- Document text:
○ ○ ○

If the claimant establishes an inability to return to past relevant work, the inquiry turns to step five. “At step five the burden of going forward shifts to the [Commissioner] ‘to show the existence of other jobs in the national economy which, given the claimant's impairments, the claimant can perform.'” Washington v. Comm'r of Soc. Sec., 906 F.3d 1353, 1359 (11th Cir. 2018) (quoting Hale v. Bowen, 831 F.2d 1007, 1011 (11th Cir. 1987)). If the Commissioner points to possible alternative employment, then the burden returns to the claimant to prove an inability to perform those jobs. Id. At this fifth and final step, the ALJ must resolve whether the claimant is actually capable of performing other work. See 20 C.F.R. §§ 404.1520(g), 404.1560(c).

To help evaluate whether sufficient jobs exist that can be performed given the claimant's age, education, and physical limitations, the Commissioner has promulgated Medical Vocational Guidelines. See 20 C.F.R. § 404, subpt. P, app. 2. The guidelines may apply “where a person is not doing substantial gainful activity and is prevented by a severe medically determinable impairment from doing vocationally relevant past work.” 20 C.F.R. § 404.1569. The guidelines are composed of detailed grids and rules, which direct a finding of disabled or not disabled based on a claimant's RFC, age, education, and previous work experience. Walker v. Bowen, 826 F.2d 996, 1002 (11th Cir. 1987).

Yet, the guidelines “do not cover all possible variations of factors” and are inapplicable “if one of the findings of fact about the person's vocational factors and [RFC] is not the same as the corresponding criterion of a rule.” 20 C.F.R. § 404.1569. Therefore, “[e]xclusive reliance on the grids is not appropriate either when [the] claimant is unable to perform a full range of work at a given residual functional level or when a claimant has non-exertional impairments that significantly limit basic work skills.” Phillips v. Barnhart, 357 F.3d 1232, 1242 (11th Cir.2004) (citation omitted);see also Walker, 826 F.2d at 1002-03. The Commissioner may carry his or her burden through the use of a VE when exclusive reliance on the guidelines is not appropriate. Chaney-Everett v. Astrue, 839 F.Supp.2d 1291, 1299 (S.D. Fla. 2012) (citation omitted). A VE provides the ALJ with a realistic appraisal of the work that a claimant is capable of performing. Id.

B. ALJ's Application of the Sequential Evaluation

After considering the evidence, the ALJ found that, although Plaintiff is unable to perform any past relevant work, she is able to perform other jobs that exist in significant numbers in the national economy (R at 34-35). Therefore, the ALJ concluded that Plaintiff was not disabled at any time between the Alleged Onset Date and the date of the ALJ's decision (id. at 36).

○ ○ ○

- Given entries:
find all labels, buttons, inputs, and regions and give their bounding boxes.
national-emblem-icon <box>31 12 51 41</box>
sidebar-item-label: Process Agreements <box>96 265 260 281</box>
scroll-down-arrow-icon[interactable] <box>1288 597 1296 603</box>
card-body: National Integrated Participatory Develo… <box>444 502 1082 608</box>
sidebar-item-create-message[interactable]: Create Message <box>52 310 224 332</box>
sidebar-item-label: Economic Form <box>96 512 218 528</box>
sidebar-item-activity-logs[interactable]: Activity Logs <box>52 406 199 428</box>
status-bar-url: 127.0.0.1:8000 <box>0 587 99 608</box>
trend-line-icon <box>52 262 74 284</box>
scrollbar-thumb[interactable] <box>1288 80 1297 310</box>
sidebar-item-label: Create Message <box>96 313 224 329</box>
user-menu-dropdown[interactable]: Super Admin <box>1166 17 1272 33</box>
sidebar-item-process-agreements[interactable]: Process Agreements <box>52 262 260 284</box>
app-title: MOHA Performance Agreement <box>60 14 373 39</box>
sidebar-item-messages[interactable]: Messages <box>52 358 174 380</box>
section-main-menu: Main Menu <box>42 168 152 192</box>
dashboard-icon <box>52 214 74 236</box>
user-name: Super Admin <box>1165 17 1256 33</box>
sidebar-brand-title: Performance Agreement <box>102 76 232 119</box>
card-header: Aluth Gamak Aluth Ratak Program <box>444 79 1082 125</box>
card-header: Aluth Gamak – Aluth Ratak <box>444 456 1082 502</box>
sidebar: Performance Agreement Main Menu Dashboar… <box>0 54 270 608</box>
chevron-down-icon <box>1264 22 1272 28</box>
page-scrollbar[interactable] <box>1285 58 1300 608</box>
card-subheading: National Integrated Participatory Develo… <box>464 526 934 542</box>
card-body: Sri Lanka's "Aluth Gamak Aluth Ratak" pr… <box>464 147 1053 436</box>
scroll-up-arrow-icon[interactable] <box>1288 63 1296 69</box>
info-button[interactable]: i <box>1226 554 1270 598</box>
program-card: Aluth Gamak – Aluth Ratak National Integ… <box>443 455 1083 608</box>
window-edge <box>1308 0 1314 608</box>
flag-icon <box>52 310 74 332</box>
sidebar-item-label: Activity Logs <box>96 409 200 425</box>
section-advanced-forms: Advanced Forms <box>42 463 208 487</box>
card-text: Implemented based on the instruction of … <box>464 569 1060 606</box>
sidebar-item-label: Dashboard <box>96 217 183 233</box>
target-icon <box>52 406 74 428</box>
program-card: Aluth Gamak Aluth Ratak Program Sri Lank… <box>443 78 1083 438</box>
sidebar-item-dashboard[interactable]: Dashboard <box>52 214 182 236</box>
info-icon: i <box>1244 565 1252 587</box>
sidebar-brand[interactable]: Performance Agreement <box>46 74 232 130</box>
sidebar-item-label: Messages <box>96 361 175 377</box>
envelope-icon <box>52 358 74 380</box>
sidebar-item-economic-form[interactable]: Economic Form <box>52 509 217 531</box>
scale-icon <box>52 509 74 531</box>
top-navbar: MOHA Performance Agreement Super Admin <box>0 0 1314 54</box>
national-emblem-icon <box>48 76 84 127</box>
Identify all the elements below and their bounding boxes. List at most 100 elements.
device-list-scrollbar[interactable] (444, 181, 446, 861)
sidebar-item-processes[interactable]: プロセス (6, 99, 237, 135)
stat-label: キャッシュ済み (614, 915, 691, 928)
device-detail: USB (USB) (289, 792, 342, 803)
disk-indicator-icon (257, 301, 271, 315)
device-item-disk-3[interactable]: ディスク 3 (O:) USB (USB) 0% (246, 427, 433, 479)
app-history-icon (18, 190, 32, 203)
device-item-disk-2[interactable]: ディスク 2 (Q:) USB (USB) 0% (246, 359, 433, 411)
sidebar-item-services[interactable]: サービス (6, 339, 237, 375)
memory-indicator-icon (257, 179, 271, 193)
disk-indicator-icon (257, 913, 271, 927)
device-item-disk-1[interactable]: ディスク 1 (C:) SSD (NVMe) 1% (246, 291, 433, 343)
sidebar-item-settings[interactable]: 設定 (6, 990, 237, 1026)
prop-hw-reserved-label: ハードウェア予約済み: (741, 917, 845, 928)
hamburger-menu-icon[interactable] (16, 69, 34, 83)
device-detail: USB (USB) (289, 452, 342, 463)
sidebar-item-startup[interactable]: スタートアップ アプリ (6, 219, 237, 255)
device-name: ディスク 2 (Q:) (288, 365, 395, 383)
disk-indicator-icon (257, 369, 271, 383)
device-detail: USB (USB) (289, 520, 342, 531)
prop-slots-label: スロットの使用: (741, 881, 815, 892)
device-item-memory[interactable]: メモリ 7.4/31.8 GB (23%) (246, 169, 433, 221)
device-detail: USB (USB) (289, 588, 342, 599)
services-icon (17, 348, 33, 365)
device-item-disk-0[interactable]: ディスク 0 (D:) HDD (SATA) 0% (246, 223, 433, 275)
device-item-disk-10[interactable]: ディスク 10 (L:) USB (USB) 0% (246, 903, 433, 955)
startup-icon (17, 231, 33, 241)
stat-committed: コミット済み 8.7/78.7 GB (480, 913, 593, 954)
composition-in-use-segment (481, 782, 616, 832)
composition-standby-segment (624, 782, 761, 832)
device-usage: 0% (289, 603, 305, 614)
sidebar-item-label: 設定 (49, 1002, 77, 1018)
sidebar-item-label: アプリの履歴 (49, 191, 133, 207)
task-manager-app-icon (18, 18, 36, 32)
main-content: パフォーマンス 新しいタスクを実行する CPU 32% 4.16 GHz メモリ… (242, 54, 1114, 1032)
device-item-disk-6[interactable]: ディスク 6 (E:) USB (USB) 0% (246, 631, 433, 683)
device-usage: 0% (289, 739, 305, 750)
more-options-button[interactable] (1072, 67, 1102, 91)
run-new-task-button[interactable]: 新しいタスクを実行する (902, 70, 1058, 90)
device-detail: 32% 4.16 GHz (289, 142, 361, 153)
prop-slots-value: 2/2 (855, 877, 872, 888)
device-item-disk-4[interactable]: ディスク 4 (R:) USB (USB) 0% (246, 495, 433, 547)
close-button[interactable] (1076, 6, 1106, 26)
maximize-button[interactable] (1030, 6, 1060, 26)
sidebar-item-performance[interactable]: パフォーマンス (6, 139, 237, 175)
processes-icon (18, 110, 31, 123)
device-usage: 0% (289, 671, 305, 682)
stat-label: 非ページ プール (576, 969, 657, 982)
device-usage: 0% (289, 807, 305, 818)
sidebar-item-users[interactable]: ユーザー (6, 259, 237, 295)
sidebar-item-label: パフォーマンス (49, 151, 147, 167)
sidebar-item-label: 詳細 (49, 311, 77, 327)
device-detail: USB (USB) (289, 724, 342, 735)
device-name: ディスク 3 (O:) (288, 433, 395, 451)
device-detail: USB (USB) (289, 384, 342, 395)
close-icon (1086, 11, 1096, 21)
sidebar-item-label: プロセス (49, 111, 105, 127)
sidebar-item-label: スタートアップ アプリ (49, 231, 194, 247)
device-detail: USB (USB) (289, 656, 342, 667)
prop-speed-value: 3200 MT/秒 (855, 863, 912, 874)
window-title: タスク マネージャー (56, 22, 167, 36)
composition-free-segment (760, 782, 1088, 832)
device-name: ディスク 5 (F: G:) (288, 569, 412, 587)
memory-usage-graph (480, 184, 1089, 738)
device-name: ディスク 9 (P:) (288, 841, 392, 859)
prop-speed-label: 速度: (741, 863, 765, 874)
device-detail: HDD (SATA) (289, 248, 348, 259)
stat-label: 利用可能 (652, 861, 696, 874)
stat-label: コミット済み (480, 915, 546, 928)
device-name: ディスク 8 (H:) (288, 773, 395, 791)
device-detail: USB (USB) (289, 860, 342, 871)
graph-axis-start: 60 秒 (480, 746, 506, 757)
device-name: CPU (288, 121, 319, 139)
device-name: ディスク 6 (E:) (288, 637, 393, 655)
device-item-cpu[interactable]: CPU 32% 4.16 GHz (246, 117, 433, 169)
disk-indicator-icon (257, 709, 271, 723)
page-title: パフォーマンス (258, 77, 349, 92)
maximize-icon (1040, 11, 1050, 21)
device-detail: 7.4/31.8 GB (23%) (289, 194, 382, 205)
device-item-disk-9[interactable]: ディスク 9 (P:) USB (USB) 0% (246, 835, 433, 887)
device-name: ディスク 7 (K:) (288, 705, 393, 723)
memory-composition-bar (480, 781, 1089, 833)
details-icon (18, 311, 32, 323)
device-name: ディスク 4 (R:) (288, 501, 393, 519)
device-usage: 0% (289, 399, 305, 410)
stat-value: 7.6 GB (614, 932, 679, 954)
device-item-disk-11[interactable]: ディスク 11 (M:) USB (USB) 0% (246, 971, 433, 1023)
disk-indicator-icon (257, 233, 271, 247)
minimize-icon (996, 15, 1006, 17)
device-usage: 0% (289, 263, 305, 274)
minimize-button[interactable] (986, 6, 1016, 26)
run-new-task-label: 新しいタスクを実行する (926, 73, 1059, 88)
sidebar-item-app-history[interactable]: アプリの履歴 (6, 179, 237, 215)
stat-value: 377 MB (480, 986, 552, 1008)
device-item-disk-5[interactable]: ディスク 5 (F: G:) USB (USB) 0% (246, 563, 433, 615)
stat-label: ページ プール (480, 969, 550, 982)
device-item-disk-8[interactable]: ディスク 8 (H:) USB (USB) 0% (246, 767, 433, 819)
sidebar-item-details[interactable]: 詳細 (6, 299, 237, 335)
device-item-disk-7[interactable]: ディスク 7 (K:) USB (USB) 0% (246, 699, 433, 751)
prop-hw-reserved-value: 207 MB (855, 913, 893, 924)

○ ○ ○

- Task description:
Answer these questions using the excerpt on disability evaluation at step five:
(a) At step five, to whom does the burden of going forward shift?
(b) On which four factors do the grids and rules of the Medical Vocational Guidelines base a finding of disabled or not disabled?
(c) What did the ALJ find about Plaintiff's ability to perform past relevant work?

- Your response:
(a) The burden shifts to the Commissioner.
(b) The claimant's RFC, age, education, and previous work experience.
(c) The ALJ found that Plaintiff is unable to perform any past relevant work.